Layout region records:
______________________________

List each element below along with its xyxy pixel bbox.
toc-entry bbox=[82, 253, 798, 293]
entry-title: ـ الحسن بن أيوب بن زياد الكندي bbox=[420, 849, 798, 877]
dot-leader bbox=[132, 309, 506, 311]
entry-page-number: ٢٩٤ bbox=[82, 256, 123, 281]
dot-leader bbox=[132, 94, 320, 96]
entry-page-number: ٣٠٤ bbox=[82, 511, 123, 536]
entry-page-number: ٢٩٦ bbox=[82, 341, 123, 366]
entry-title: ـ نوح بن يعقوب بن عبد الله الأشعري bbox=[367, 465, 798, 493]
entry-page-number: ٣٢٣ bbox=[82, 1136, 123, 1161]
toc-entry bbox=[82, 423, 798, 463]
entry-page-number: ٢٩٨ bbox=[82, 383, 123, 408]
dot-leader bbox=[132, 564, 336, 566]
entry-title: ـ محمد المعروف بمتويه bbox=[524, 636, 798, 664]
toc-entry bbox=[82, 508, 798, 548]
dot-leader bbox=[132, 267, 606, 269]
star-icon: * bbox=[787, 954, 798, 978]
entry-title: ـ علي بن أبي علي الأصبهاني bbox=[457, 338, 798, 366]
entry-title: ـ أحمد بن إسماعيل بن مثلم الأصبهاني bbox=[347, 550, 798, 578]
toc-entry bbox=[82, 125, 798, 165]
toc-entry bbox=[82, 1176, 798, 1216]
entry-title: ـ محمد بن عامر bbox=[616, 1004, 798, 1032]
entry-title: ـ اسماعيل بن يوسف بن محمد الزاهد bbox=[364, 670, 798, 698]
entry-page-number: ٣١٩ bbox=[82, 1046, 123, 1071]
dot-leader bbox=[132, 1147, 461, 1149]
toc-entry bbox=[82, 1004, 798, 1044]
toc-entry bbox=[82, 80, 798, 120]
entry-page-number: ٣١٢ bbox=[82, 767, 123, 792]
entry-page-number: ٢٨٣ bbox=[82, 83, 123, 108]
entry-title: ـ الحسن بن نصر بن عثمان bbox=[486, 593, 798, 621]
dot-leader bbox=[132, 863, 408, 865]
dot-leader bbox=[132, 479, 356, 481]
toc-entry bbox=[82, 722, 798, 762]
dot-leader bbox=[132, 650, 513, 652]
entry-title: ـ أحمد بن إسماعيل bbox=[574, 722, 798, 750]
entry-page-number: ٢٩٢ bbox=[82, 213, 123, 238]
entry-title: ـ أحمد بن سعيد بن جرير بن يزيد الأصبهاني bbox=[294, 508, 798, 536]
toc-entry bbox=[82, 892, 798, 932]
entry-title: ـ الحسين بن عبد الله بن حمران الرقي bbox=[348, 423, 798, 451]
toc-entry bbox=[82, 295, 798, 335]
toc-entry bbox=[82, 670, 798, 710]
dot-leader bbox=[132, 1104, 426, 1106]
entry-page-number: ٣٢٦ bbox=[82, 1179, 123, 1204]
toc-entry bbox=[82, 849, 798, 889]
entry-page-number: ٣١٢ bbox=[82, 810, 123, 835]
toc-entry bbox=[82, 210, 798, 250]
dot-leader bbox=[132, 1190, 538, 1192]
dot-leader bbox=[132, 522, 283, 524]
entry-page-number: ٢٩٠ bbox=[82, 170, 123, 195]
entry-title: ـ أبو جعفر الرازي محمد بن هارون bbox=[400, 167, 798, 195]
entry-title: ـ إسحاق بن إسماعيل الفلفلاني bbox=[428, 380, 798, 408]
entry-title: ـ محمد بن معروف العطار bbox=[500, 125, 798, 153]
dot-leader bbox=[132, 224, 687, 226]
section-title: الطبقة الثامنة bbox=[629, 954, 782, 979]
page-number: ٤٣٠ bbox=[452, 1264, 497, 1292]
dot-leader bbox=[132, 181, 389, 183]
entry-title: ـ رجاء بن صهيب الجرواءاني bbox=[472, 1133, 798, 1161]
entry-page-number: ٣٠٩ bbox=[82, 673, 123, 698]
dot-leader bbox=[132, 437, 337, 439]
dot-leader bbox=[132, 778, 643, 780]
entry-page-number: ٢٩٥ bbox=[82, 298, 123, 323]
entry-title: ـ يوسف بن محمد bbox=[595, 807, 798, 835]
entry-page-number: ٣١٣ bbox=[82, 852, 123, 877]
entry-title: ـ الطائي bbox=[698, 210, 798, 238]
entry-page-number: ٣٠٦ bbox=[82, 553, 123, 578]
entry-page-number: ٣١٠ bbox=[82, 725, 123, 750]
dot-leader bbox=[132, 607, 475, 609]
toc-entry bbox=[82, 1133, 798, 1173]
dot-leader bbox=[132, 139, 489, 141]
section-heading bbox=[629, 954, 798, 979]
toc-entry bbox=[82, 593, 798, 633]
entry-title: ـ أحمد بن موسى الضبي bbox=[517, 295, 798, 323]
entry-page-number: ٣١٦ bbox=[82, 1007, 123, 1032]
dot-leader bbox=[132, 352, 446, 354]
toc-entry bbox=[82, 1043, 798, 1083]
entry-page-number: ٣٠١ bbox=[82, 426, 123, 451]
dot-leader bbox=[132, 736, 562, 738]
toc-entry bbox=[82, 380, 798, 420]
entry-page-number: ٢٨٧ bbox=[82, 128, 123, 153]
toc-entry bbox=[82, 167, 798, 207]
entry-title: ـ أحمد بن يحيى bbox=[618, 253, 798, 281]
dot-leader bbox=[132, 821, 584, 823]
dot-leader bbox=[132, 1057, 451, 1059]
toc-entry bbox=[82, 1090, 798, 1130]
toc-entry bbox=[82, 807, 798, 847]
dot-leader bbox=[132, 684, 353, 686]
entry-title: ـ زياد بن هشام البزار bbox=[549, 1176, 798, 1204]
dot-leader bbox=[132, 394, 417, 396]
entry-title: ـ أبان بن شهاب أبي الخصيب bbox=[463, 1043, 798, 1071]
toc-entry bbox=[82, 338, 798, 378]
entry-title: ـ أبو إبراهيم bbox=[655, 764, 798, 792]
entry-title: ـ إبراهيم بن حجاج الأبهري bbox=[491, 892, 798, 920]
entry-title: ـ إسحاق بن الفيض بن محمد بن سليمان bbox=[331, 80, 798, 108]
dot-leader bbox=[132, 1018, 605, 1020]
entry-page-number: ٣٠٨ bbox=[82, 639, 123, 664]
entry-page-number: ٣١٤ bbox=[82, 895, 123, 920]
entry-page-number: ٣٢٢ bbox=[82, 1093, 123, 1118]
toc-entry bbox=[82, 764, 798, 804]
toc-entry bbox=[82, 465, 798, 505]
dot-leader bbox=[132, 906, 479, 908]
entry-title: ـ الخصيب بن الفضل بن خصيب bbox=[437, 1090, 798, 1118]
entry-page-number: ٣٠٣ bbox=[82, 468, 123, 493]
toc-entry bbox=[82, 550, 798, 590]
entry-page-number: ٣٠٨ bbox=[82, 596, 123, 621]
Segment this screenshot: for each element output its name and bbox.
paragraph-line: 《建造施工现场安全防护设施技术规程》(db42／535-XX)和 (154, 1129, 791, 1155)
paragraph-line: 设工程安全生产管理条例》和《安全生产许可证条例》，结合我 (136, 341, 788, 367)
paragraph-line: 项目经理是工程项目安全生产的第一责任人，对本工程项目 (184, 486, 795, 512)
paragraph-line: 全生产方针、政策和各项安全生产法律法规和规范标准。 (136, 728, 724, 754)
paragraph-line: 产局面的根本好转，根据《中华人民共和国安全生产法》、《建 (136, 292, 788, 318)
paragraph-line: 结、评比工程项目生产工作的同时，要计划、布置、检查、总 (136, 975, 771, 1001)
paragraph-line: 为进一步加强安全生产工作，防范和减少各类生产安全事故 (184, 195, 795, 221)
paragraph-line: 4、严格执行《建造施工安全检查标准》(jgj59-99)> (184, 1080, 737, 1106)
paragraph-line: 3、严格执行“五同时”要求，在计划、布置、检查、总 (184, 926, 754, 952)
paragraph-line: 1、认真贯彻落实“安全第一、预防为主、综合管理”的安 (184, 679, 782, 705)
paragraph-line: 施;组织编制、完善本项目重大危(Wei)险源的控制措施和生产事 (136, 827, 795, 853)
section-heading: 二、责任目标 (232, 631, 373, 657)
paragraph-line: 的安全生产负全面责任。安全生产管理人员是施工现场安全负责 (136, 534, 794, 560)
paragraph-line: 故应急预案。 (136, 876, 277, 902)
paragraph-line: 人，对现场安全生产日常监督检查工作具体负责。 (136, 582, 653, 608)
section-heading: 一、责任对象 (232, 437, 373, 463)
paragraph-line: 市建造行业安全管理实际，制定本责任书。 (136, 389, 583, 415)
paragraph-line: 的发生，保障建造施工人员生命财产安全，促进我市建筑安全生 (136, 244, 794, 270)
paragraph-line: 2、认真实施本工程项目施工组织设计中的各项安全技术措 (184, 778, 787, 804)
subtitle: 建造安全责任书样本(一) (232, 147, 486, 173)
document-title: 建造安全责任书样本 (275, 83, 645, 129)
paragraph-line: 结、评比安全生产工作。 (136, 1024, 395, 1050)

______________________________

- _What this task involves_: Return everything from the first line of the rows down to and including the line containing "dot-leader bbox=[132, 267, 606, 269]", reproducing each line verbatim.

- _Solution for this problem_:
List each element below along with its xyxy pixel bbox.
toc-entry bbox=[82, 253, 798, 293]
entry-title: ـ الحسن بن أيوب بن زياد الكندي bbox=[420, 849, 798, 877]
dot-leader bbox=[132, 309, 506, 311]
entry-page-number: ٢٩٤ bbox=[82, 256, 123, 281]
dot-leader bbox=[132, 94, 320, 96]
entry-page-number: ٣٠٤ bbox=[82, 511, 123, 536]
entry-page-number: ٢٩٦ bbox=[82, 341, 123, 366]
entry-title: ـ نوح بن يعقوب بن عبد الله الأشعري bbox=[367, 465, 798, 493]
entry-page-number: ٣٢٣ bbox=[82, 1136, 123, 1161]
toc-entry bbox=[82, 423, 798, 463]
entry-page-number: ٢٩٨ bbox=[82, 383, 123, 408]
dot-leader bbox=[132, 564, 336, 566]
entry-title: ـ محمد المعروف بمتويه bbox=[524, 636, 798, 664]
toc-entry bbox=[82, 508, 798, 548]
dot-leader bbox=[132, 267, 606, 269]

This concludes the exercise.